Given request: How many lines in the listing below include the word "mobile"? Reply with the count alone.

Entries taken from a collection
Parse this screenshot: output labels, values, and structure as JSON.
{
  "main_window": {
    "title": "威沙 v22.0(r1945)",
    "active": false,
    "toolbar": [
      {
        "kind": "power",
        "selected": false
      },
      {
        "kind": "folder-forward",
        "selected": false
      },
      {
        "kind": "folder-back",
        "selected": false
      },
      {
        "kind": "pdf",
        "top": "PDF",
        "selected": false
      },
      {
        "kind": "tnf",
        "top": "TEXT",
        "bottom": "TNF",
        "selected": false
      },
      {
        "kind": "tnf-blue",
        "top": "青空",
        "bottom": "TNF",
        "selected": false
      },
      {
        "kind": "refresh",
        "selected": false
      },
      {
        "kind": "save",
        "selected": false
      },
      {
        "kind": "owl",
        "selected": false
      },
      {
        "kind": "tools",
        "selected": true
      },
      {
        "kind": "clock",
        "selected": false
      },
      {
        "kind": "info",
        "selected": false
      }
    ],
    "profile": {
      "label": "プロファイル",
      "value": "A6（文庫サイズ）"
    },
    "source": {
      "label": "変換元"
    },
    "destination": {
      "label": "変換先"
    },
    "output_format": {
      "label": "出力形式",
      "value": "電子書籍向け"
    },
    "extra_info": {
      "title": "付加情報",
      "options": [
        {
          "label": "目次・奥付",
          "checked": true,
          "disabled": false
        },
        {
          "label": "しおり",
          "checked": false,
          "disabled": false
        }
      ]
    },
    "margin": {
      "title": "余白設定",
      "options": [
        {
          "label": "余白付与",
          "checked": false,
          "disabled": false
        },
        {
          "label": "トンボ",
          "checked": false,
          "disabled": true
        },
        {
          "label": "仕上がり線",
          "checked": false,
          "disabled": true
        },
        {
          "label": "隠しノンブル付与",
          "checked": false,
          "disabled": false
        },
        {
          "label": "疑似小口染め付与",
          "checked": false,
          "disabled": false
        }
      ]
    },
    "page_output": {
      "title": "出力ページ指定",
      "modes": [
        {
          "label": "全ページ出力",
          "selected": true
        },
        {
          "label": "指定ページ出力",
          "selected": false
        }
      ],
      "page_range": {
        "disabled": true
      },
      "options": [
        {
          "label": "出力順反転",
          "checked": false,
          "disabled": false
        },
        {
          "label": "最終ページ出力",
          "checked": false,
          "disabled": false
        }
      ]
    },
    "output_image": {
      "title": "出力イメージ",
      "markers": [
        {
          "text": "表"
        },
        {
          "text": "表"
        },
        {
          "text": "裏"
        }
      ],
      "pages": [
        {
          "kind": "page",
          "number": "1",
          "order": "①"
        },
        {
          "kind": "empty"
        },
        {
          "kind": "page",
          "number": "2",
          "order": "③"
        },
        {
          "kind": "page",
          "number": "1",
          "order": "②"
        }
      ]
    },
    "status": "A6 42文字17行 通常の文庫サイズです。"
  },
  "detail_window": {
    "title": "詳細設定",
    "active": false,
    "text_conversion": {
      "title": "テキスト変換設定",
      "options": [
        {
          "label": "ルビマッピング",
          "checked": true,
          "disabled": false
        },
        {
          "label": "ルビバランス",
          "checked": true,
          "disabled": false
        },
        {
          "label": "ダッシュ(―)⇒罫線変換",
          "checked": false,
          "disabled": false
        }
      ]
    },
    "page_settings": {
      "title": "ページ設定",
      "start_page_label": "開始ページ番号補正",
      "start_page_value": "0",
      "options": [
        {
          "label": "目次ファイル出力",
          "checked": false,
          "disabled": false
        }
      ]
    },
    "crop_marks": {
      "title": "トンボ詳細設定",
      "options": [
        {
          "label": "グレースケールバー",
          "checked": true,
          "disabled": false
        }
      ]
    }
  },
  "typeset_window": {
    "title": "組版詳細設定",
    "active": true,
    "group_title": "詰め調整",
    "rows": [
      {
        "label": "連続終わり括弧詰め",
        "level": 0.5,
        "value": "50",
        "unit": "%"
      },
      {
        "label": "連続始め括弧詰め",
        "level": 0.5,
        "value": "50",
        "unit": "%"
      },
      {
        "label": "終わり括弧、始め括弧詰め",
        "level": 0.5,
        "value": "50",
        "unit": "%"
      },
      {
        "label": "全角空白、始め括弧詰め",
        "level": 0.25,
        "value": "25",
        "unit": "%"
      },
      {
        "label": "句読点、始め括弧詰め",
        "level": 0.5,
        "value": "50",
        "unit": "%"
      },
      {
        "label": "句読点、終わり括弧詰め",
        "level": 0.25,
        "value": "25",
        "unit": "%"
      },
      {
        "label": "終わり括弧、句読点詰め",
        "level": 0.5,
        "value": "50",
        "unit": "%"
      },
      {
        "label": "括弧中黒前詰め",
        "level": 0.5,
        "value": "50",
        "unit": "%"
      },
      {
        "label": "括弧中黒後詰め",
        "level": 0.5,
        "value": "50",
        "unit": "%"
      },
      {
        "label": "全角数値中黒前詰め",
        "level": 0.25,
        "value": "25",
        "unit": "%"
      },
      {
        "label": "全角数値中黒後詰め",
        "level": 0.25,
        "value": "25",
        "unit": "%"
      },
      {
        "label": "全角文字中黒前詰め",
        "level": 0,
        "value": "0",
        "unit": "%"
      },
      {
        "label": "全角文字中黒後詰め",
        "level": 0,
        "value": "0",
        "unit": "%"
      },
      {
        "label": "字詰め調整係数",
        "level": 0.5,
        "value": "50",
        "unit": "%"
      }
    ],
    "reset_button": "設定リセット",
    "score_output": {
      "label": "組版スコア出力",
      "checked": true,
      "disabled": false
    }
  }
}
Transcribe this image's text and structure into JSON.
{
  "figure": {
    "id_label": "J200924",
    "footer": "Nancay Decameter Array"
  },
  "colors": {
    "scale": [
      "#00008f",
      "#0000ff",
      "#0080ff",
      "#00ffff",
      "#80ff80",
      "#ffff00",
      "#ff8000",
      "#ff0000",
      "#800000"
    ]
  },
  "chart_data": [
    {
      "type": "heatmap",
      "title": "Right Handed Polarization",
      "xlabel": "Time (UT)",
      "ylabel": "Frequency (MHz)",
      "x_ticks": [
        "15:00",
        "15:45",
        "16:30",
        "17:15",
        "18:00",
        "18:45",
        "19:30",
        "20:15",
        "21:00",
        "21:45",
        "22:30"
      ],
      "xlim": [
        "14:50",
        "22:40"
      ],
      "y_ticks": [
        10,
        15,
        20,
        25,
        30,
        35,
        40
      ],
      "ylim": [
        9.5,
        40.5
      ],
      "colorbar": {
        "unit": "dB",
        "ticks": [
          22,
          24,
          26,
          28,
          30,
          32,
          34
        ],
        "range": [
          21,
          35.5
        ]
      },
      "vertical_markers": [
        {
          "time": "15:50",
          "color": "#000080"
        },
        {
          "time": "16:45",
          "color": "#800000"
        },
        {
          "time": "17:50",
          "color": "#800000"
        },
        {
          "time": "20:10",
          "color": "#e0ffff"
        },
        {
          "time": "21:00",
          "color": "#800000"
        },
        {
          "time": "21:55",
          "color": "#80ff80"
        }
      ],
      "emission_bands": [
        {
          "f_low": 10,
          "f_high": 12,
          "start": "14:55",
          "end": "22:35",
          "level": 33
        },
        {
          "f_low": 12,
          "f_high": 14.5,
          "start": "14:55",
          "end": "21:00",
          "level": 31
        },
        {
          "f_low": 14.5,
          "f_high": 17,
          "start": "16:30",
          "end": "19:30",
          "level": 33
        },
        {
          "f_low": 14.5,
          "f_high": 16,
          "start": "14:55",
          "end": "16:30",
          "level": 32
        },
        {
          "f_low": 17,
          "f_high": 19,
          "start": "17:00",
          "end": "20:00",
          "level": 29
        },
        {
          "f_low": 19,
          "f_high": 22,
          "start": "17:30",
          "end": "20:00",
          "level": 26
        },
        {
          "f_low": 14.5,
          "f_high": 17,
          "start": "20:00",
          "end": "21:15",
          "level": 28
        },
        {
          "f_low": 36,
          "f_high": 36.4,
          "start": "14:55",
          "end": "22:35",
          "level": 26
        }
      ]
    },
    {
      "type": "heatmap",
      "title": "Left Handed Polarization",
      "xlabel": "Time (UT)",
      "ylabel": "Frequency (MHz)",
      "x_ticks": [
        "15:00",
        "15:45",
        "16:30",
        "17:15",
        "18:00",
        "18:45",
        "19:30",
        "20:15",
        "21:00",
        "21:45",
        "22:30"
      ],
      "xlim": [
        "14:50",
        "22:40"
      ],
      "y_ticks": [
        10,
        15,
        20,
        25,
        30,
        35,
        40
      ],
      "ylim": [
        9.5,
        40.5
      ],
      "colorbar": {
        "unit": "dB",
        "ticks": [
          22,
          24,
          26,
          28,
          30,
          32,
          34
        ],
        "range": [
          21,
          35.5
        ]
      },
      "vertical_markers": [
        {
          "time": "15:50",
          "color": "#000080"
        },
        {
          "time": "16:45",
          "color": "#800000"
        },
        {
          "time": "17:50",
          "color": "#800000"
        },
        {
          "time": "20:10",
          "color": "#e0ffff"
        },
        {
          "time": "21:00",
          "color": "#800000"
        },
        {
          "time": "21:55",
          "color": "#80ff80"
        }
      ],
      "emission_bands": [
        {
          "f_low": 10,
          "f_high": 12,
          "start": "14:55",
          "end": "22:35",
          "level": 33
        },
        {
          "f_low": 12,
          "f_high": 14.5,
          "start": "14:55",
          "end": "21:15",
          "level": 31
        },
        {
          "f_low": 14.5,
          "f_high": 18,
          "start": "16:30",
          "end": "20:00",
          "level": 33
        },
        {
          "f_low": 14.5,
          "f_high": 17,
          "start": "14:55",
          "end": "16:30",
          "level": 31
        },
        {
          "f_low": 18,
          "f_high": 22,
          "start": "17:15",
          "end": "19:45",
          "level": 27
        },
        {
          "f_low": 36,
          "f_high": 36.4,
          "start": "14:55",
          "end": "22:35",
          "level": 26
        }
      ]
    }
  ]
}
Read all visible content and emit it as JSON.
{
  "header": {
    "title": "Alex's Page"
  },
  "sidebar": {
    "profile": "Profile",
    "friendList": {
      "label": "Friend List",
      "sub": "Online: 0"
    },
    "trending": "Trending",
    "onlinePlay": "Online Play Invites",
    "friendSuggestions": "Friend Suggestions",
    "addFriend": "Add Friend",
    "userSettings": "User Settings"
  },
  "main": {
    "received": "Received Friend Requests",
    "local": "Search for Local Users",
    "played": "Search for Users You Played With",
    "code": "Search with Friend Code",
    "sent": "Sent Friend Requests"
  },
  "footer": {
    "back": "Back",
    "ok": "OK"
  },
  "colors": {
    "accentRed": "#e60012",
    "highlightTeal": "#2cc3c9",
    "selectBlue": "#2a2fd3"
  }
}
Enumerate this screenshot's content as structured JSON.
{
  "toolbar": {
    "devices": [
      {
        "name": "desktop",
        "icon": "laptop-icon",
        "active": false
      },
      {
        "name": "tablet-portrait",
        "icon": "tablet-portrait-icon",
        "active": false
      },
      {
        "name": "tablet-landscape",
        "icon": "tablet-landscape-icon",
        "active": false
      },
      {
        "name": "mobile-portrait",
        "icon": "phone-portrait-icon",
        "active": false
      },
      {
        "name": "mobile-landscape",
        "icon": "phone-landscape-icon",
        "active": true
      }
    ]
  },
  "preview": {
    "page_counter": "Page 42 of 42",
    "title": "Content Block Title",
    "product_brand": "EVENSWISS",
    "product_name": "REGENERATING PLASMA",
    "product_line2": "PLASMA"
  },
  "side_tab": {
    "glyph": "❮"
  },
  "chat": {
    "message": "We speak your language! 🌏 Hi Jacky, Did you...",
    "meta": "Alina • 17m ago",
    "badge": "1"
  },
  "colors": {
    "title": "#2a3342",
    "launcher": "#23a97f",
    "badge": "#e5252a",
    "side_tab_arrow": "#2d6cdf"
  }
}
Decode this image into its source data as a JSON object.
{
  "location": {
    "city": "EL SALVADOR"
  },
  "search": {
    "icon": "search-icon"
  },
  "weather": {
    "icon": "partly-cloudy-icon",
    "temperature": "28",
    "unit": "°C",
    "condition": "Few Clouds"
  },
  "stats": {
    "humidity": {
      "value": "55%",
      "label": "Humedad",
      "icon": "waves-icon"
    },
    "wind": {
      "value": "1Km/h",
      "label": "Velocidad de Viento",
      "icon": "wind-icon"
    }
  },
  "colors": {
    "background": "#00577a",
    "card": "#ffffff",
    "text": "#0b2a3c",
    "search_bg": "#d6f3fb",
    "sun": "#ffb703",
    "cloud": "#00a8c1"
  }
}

Solution to this problem: 2